# What is being asked
Produce a word-for-word copy of the listing below without its pictures.

[Collected data]
Begin

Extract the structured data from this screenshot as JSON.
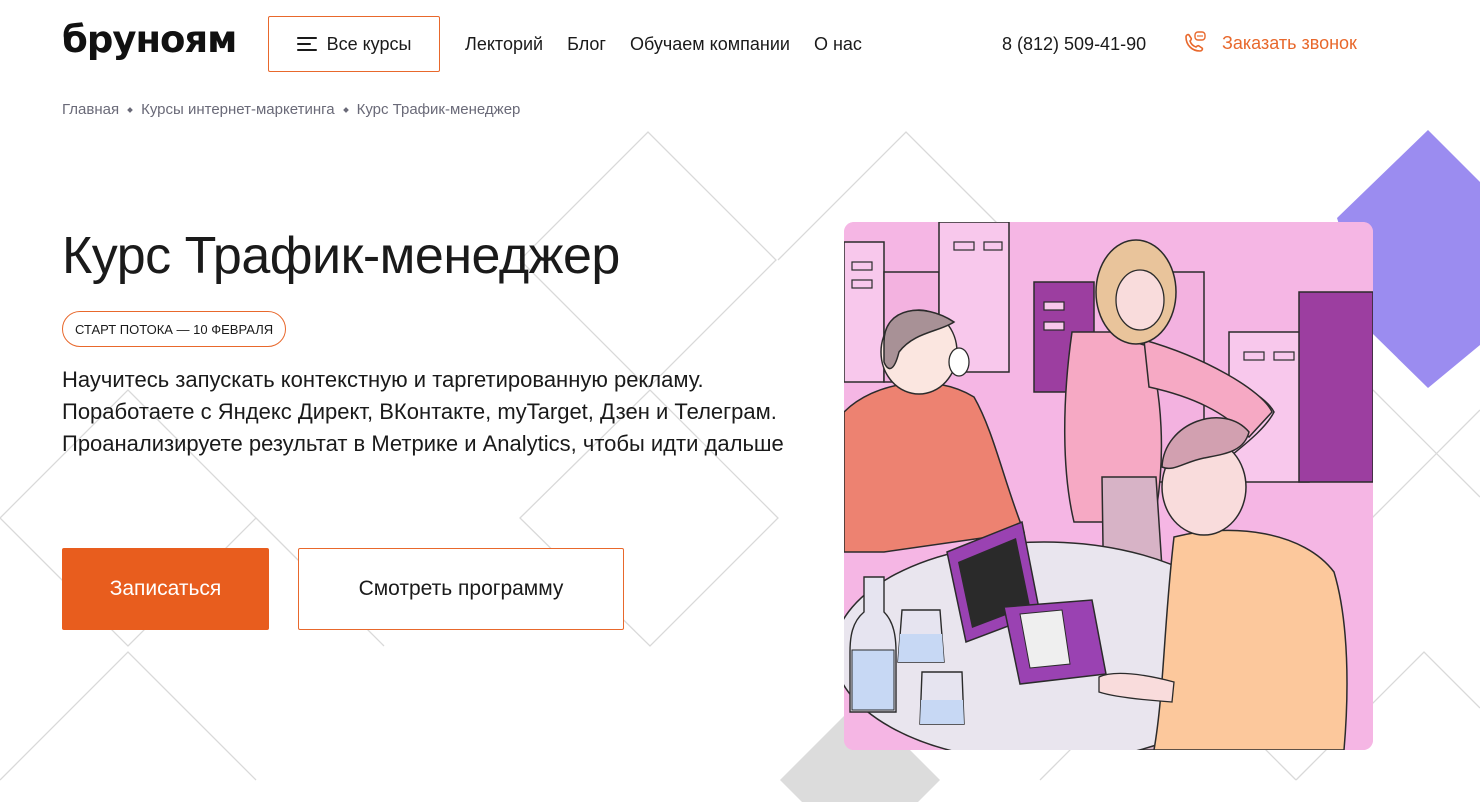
{
  "header": {
    "logo": "бруноям",
    "all_courses_label": "Все курсы",
    "nav": [
      "Лекторий",
      "Блог",
      "Обучаем компании",
      "О нас"
    ],
    "phone": "8 (812) 509-41-90",
    "callback_label": "Заказать звонок"
  },
  "breadcrumb": [
    "Главная",
    "Курсы интернет-маркетинга",
    "Курс Трафик-менеджер"
  ],
  "hero": {
    "title": "Курс Трафик-менеджер",
    "badge": "СТАРТ ПОТОКА — 10 ФЕВРАЛЯ",
    "description": "Научитесь запускать контекстную и таргетированную рекламу. Поработаете с Яндекс Директ, ВКонтакте, myTarget, Дзен и Телеграм. Проанализируете результат в Метрике и Analytics, чтобы идти дальше",
    "primary_button": "Записаться",
    "secondary_button": "Смотреть программу"
  },
  "colors": {
    "accent": "#e85d1e",
    "accent_border": "#e8682c",
    "decor_purple": "#9b8cf0",
    "illustration_bg": "#f5b6e4"
  },
  "icons": {
    "menu": "burger-menu-icon",
    "callback": "phone-chat-icon"
  }
}
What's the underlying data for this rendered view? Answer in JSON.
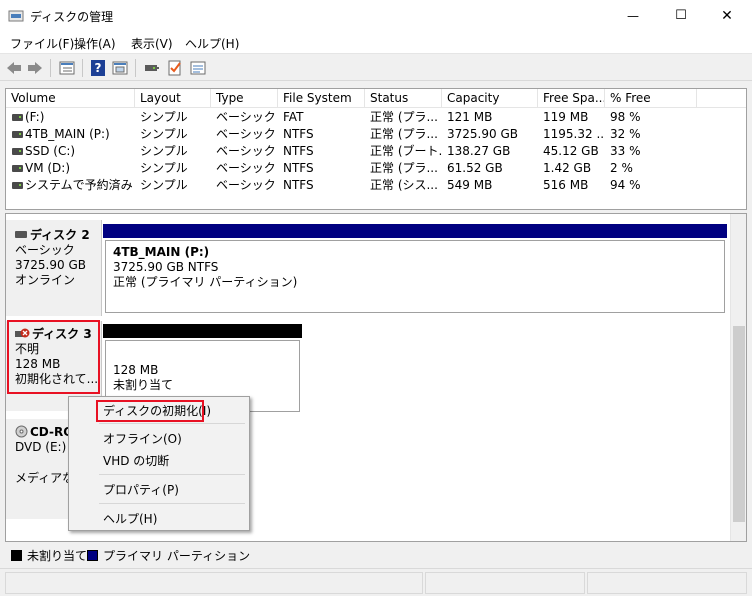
{
  "window": {
    "title": "ディスクの管理",
    "minimize_glyph": "—",
    "maximize_glyph": "☐",
    "close_glyph": "✕"
  },
  "menu": [
    "ファイル(F)",
    "操作(A)",
    "表示(V)",
    "ヘルプ(H)"
  ],
  "toolbar": {
    "buttons": [
      "back-arrow-icon",
      "forward-arrow-icon",
      "list-view-icon",
      "help-icon",
      "properties-icon",
      "connect-icon",
      "check-icon",
      "settings-list-icon"
    ],
    "help_glyph": "?"
  },
  "volume_table": {
    "columns": [
      "Volume",
      "Layout",
      "Type",
      "File System",
      "Status",
      "Capacity",
      "Free Spa...",
      "% Free"
    ],
    "rows": [
      [
        "(F:)",
        "シンプル",
        "ベーシック",
        "FAT",
        "正常 (プラ...",
        "121 MB",
        "119 MB",
        "98 %"
      ],
      [
        "4TB_MAIN (P:)",
        "シンプル",
        "ベーシック",
        "NTFS",
        "正常 (プラ...",
        "3725.90 GB",
        "1195.32 ...",
        "32 %"
      ],
      [
        "SSD (C:)",
        "シンプル",
        "ベーシック",
        "NTFS",
        "正常 (ブート...",
        "138.27 GB",
        "45.12 GB",
        "33 %"
      ],
      [
        "VM (D:)",
        "シンプル",
        "ベーシック",
        "NTFS",
        "正常 (プラ...",
        "61.52 GB",
        "1.42 GB",
        "2 %"
      ],
      [
        "システムで予約済み",
        "シンプル",
        "ベーシック",
        "NTFS",
        "正常 (シス...",
        "549 MB",
        "516 MB",
        "94 %"
      ]
    ]
  },
  "disks": {
    "disk2": {
      "name": "ディスク 2",
      "type": "ベーシック",
      "size": "3725.90 GB",
      "state": "オンライン",
      "partition": {
        "label": "4TB_MAIN  (P:)",
        "detail": "3725.90 GB NTFS",
        "status": "正常 (プライマリ パーティション)",
        "bar_color": "#000080"
      }
    },
    "disk3": {
      "name": "ディスク 3",
      "type": "不明",
      "size": "128 MB",
      "state": "初期化されて...",
      "partition": {
        "size": "128 MB",
        "status": "未割り当て",
        "bar_color": "#000000"
      }
    },
    "cdrom": {
      "name": "CD-RO",
      "drive": "DVD (E:)",
      "media": "メディアなし"
    }
  },
  "context_menu": {
    "items": [
      "ディスクの初期化(I)",
      "オフライン(O)",
      "VHD の切断",
      "プロパティ(P)",
      "ヘルプ(H)"
    ]
  },
  "legend": {
    "unallocated": "未割り当て",
    "primary": "プライマリ パーティション",
    "unallocated_color": "#000000",
    "primary_color": "#000080"
  },
  "highlight_color": "#e81123"
}
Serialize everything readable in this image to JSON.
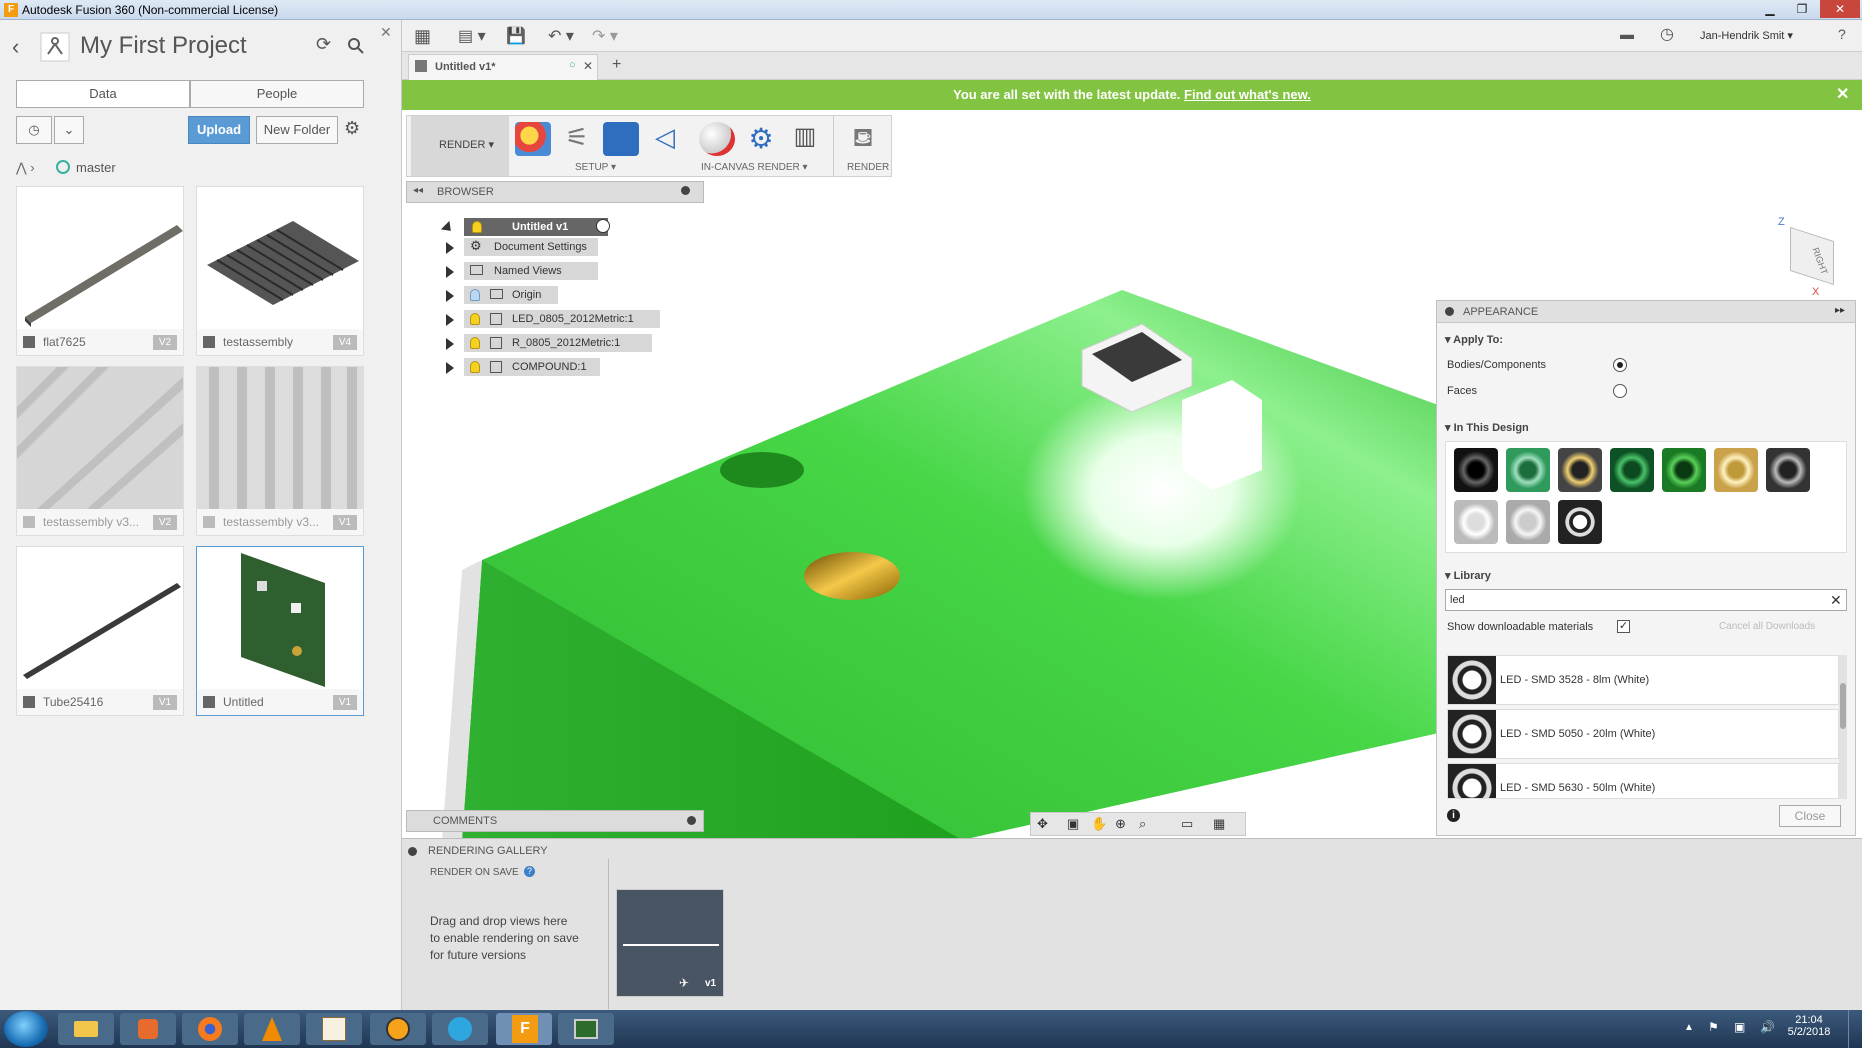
{
  "window": {
    "title": "Autodesk Fusion 360 (Non-commercial License)",
    "app_icon": "F"
  },
  "data_panel": {
    "project_title": "My First Project",
    "tabs": [
      {
        "label": "Data"
      },
      {
        "label": "People"
      }
    ],
    "upload_label": "Upload",
    "new_folder_label": "New Folder",
    "branch": "master",
    "cards": [
      {
        "name": "flat7625",
        "version": "V2"
      },
      {
        "name": "testassembly",
        "version": "V4"
      },
      {
        "name": "testassembly v3...",
        "version": "V2"
      },
      {
        "name": "testassembly v3...",
        "version": "V1"
      },
      {
        "name": "Tube25416",
        "version": "V1"
      },
      {
        "name": "Untitled",
        "version": "V1"
      }
    ]
  },
  "top_bar": {
    "user_name": "Jan-Hendrik Smit"
  },
  "doc_tab": {
    "title": "Untitled v1*",
    "add_label": "+"
  },
  "banner": {
    "text": "You are all set with the latest update.",
    "link": "Find out what's new."
  },
  "toolbar": {
    "workspace": "RENDER",
    "setup_label": "SETUP",
    "incanvas_label": "IN-CANVAS RENDER",
    "render_label": "RENDER"
  },
  "browser": {
    "title": "BROWSER",
    "root": "Untitled v1",
    "items": [
      {
        "label": "Document Settings"
      },
      {
        "label": "Named Views"
      },
      {
        "label": "Origin"
      },
      {
        "label": "LED_0805_2012Metric:1"
      },
      {
        "label": "R_0805_2012Metric:1"
      },
      {
        "label": "COMPOUND:1"
      }
    ]
  },
  "comments": {
    "title": "COMMENTS"
  },
  "appearance": {
    "title": "APPEARANCE",
    "apply_to_title": "Apply To:",
    "option_bodies": "Bodies/Components",
    "option_faces": "Faces",
    "in_design_title": "In This Design",
    "library_title": "Library",
    "search_value": "led",
    "show_downloadable": "Show downloadable materials",
    "cancel_downloads": "Cancel all Downloads",
    "library_items": [
      {
        "label": "LED - SMD 3528 - 8lm (White)"
      },
      {
        "label": "LED - SMD 5050 - 20lm (White)"
      },
      {
        "label": "LED - SMD 5630 - 50lm (White)"
      }
    ],
    "close_label": "Close"
  },
  "gallery": {
    "title": "RENDERING GALLERY",
    "render_on_save": "RENDER ON SAVE",
    "hint_line1": "Drag and drop views here",
    "hint_line2": "to enable rendering on save",
    "hint_line3": "for future versions",
    "thumb_version": "v1"
  },
  "view_cube": {
    "face": "RIGHT",
    "axis_z": "Z",
    "axis_x": "X"
  },
  "taskbar": {
    "time": "21:04",
    "date": "5/2/2018"
  }
}
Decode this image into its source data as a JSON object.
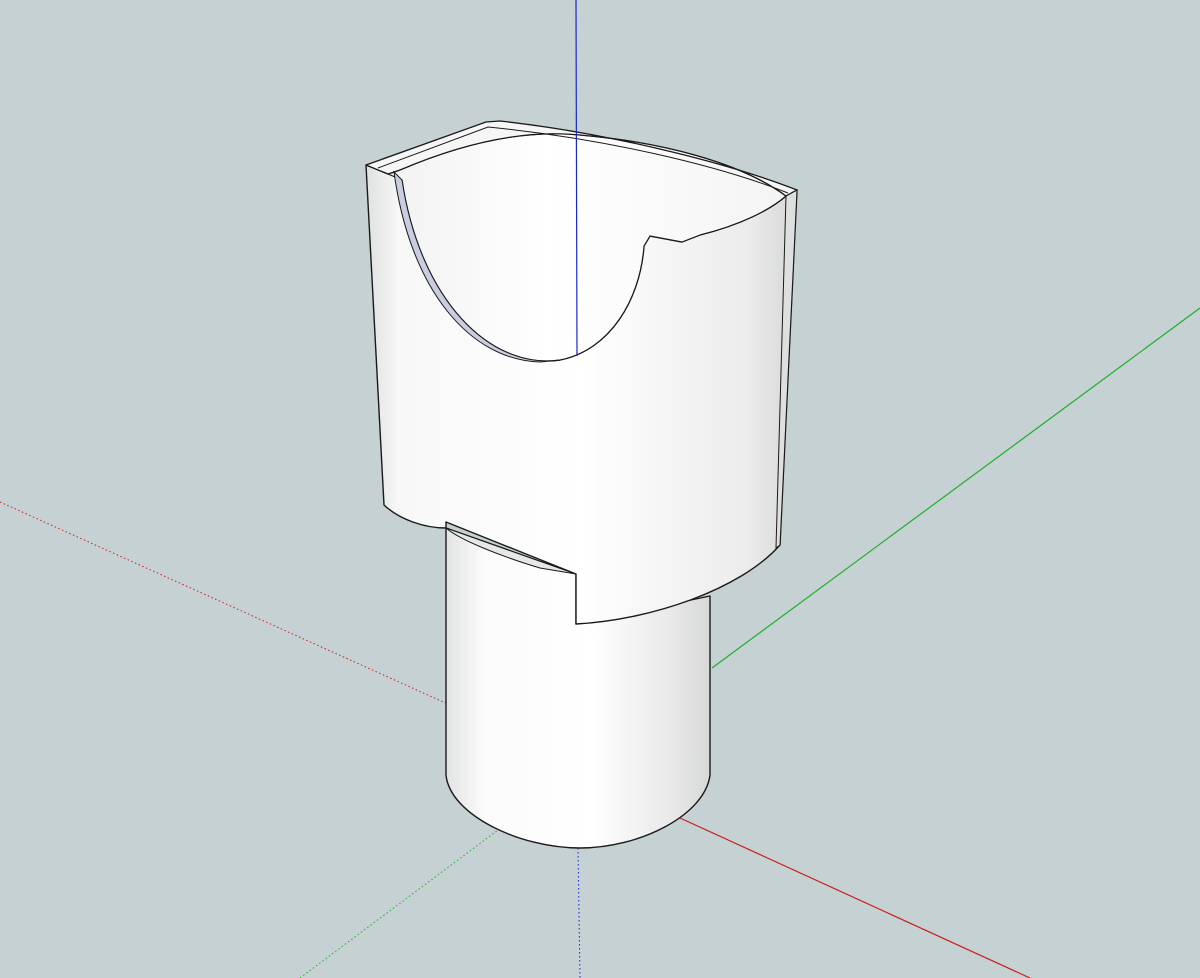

End

# Reply to the exercise
Extract the structured data from this screenshot as JSON.
{
  "header": {
    "logo": "бруноям",
    "all_courses_label": "Все курсы",
    "nav": [
      "Лекторий",
      "Блог",
      "Обучаем компании",
      "О нас"
    ],
    "phone": "8 (812) 509-41-90",
    "callback_label": "Заказать звонок"
  },
  "breadcrumb": [
    "Главная",
    "Курсы интернет-маркетинга",
    "Курс Трафик-менеджер"
  ],
  "hero": {
    "title": "Курс Трафик-менеджер",
    "badge": "СТАРТ ПОТОКА — 10 ФЕВРАЛЯ",
    "description": "Научитесь запускать контекстную и таргетированную рекламу. Поработаете с Яндекс Директ, ВКонтакте, myTarget, Дзен и Телеграм. Проанализируете результат в Метрике и Analytics, чтобы идти дальше",
    "primary_button": "Записаться",
    "secondary_button": "Смотреть программу"
  },
  "colors": {
    "accent": "#e85d1e",
    "accent_border": "#e8682c",
    "decor_purple": "#9b8cf0",
    "illustration_bg": "#f5b6e4"
  },
  "icons": {
    "menu": "burger-menu-icon",
    "callback": "phone-chat-icon"
  }
}
What's the underlying data for this rendered view? Answer in JSON.
{
  "window": {
    "title": "ディスクの管理",
    "minimize_glyph": "—",
    "maximize_glyph": "☐",
    "close_glyph": "✕"
  },
  "menu": [
    "ファイル(F)",
    "操作(A)",
    "表示(V)",
    "ヘルプ(H)"
  ],
  "toolbar": {
    "buttons": [
      "back-arrow-icon",
      "forward-arrow-icon",
      "list-view-icon",
      "help-icon",
      "properties-icon",
      "connect-icon",
      "check-icon",
      "settings-list-icon"
    ],
    "help_glyph": "?"
  },
  "volume_table": {
    "columns": [
      "Volume",
      "Layout",
      "Type",
      "File System",
      "Status",
      "Capacity",
      "Free Spa...",
      "% Free"
    ],
    "rows": [
      [
        "(F:)",
        "シンプル",
        "ベーシック",
        "FAT",
        "正常 (プラ...",
        "121 MB",
        "119 MB",
        "98 %"
      ],
      [
        "4TB_MAIN (P:)",
        "シンプル",
        "ベーシック",
        "NTFS",
        "正常 (プラ...",
        "3725.90 GB",
        "1195.32 ...",
        "32 %"
      ],
      [
        "SSD (C:)",
        "シンプル",
        "ベーシック",
        "NTFS",
        "正常 (ブート...",
        "138.27 GB",
        "45.12 GB",
        "33 %"
      ],
      [
        "VM (D:)",
        "シンプル",
        "ベーシック",
        "NTFS",
        "正常 (プラ...",
        "61.52 GB",
        "1.42 GB",
        "2 %"
      ],
      [
        "システムで予約済み",
        "シンプル",
        "ベーシック",
        "NTFS",
        "正常 (シス...",
        "549 MB",
        "516 MB",
        "94 %"
      ]
    ]
  },
  "disks": {
    "disk2": {
      "name": "ディスク 2",
      "type": "ベーシック",
      "size": "3725.90 GB",
      "state": "オンライン",
      "partition": {
        "label": "4TB_MAIN  (P:)",
        "detail": "3725.90 GB NTFS",
        "status": "正常 (プライマリ パーティション)",
        "bar_color": "#000080"
      }
    },
    "disk3": {
      "name": "ディスク 3",
      "type": "不明",
      "size": "128 MB",
      "state": "初期化されて...",
      "partition": {
        "size": "128 MB",
        "status": "未割り当て",
        "bar_color": "#000000"
      }
    },
    "cdrom": {
      "name": "CD-RO",
      "drive": "DVD (E:)",
      "media": "メディアなし"
    }
  },
  "context_menu": {
    "items": [
      "ディスクの初期化(I)",
      "オフライン(O)",
      "VHD の切断",
      "プロパティ(P)",
      "ヘルプ(H)"
    ]
  },
  "legend": {
    "unallocated": "未割り当て",
    "primary": "プライマリ パーティション",
    "unallocated_color": "#000000",
    "primary_color": "#000080"
  },
  "highlight_color": "#e81123"
}
Serialize everything readable in this image to JSON.
{
  "window": {
    "title": "Autodesk Fusion 360 (Non-commercial License)",
    "app_icon": "F"
  },
  "data_panel": {
    "project_title": "My First Project",
    "tabs": [
      {
        "label": "Data"
      },
      {
        "label": "People"
      }
    ],
    "upload_label": "Upload",
    "new_folder_label": "New Folder",
    "branch": "master",
    "cards": [
      {
        "name": "flat7625",
        "version": "V2"
      },
      {
        "name": "testassembly",
        "version": "V4"
      },
      {
        "name": "testassembly v3...",
        "version": "V2"
      },
      {
        "name": "testassembly v3...",
        "version": "V1"
      },
      {
        "name": "Tube25416",
        "version": "V1"
      },
      {
        "name": "Untitled",
        "version": "V1"
      }
    ]
  },
  "top_bar": {
    "user_name": "Jan-Hendrik Smit"
  },
  "doc_tab": {
    "title": "Untitled v1*",
    "add_label": "+"
  },
  "banner": {
    "text": "You are all set with the latest update.",
    "link": "Find out what's new."
  },
  "toolbar": {
    "workspace": "RENDER",
    "setup_label": "SETUP",
    "incanvas_label": "IN-CANVAS RENDER",
    "render_label": "RENDER"
  },
  "browser": {
    "title": "BROWSER",
    "root": "Untitled v1",
    "items": [
      {
        "label": "Document Settings"
      },
      {
        "label": "Named Views"
      },
      {
        "label": "Origin"
      },
      {
        "label": "LED_0805_2012Metric:1"
      },
      {
        "label": "R_0805_2012Metric:1"
      },
      {
        "label": "COMPOUND:1"
      }
    ]
  },
  "comments": {
    "title": "COMMENTS"
  },
  "appearance": {
    "title": "APPEARANCE",
    "apply_to_title": "Apply To:",
    "option_bodies": "Bodies/Components",
    "option_faces": "Faces",
    "in_design_title": "In This Design",
    "library_title": "Library",
    "search_value": "led",
    "show_downloadable": "Show downloadable materials",
    "cancel_downloads": "Cancel all Downloads",
    "library_items": [
      {
        "label": "LED - SMD 3528 - 8lm (White)"
      },
      {
        "label": "LED - SMD 5050 - 20lm (White)"
      },
      {
        "label": "LED - SMD 5630 - 50lm (White)"
      }
    ],
    "close_label": "Close"
  },
  "gallery": {
    "title": "RENDERING GALLERY",
    "render_on_save": "RENDER ON SAVE",
    "hint_line1": "Drag and drop views here",
    "hint_line2": "to enable rendering on save",
    "hint_line3": "for future versions",
    "thumb_version": "v1"
  },
  "view_cube": {
    "face": "RIGHT",
    "axis_z": "Z",
    "axis_x": "X"
  },
  "taskbar": {
    "time": "21:04",
    "date": "5/2/2018"
  }
}
Decode this image into its source data as a JSON object.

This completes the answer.